Copy out all the lines exactly. Omit pictures.

Task inputs.
■ ■ ■
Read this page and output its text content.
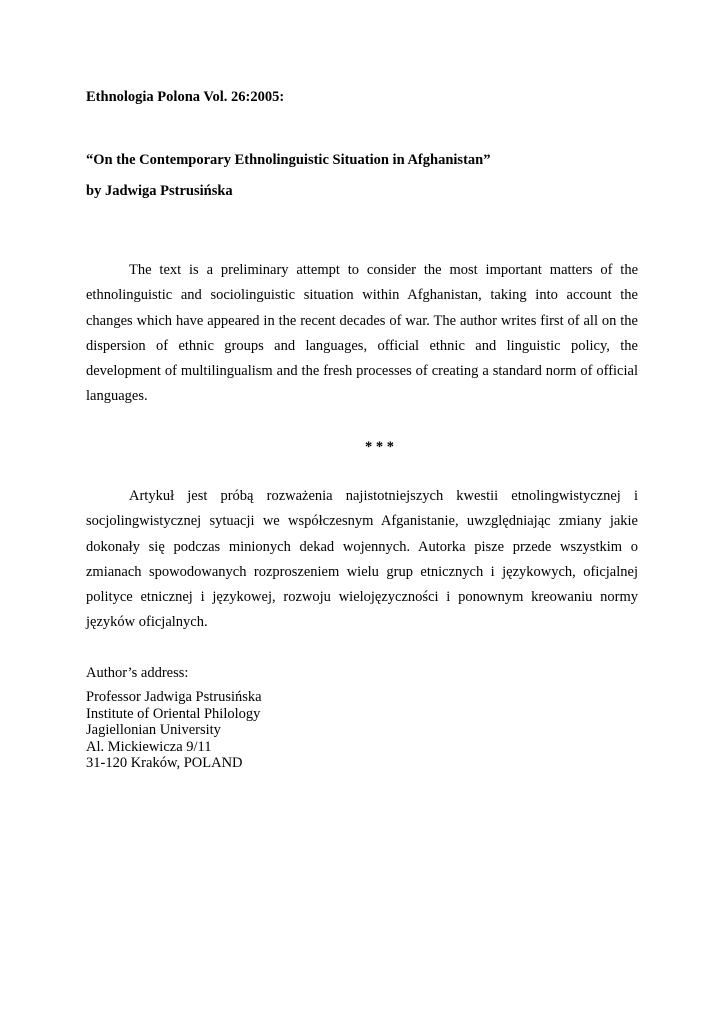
Ethnologia Polona Vol. 26:2005:
“On the Contemporary Ethnolinguistic Situation in Afghanistan”
by Jadwiga Pstrusińska

The text is a preliminary attempt to consider the most important matters of the ethnolinguistic and sociolinguistic situation within Afghanistan, taking into account the changes which have appeared in the recent decades of war. The author writes first of all on the dispersion of ethnic groups and languages, official ethnic and linguistic policy, the development of multilingualism and the fresh processes of creating a standard norm of official languages.

* * *

Artykuł jest próbą rozważenia najistotniejszych kwestii etnolingwistycznej i socjolingwistycznej sytuacji we współczesnym Afganistanie, uwzględniając zmiany jakie dokonały się podczas minionych dekad wojennych. Autorka pisze przede wszystkim o zmianach spowodowanych rozproszeniem wielu grup etnicznych i językowych, oficjalnej polityce etnicznej i językowej, rozwoju wielojęzyczności i ponownym kreowaniu normy języków oficjalnych.

Author’s address:
Professor Jadwiga Pstrusińska
Institute of Oriental Philology
Jagiellonian University
Al. Mickiewicza 9/11
31-120 Kraków, POLAND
■ ■ ■
Full solution.
Read this page and output its text content.
Ethnologia Polona Vol. 26:2005:
“On the Contemporary Ethnolinguistic Situation in Afghanistan”
by Jadwiga Pstrusińska

The text is a preliminary attempt to consider the most important matters of the ethnolinguistic and sociolinguistic situation within Afghanistan, taking into account the changes which have appeared in the recent decades of war. The author writes first of all on the dispersion of ethnic groups and languages, official ethnic and linguistic policy, the development of multilingualism and the fresh processes of creating a standard norm of official languages.

* * *

Artykuł jest próbą rozważenia najistotniejszych kwestii etnolingwistycznej i socjolingwistycznej sytuacji we współczesnym Afganistanie, uwzględniając zmiany jakie dokonały się podczas minionych dekad wojennych. Autorka pisze przede wszystkim o zmianach spowodowanych rozproszeniem wielu grup etnicznych i językowych, oficjalnej polityce etnicznej i językowej, rozwoju wielojęzyczności i ponownym kreowaniu normy języków oficjalnych.

Author’s address:
Professor Jadwiga Pstrusińska
Institute of Oriental Philology
Jagiellonian University
Al. Mickiewicza 9/11
31-120 Kraków, POLAND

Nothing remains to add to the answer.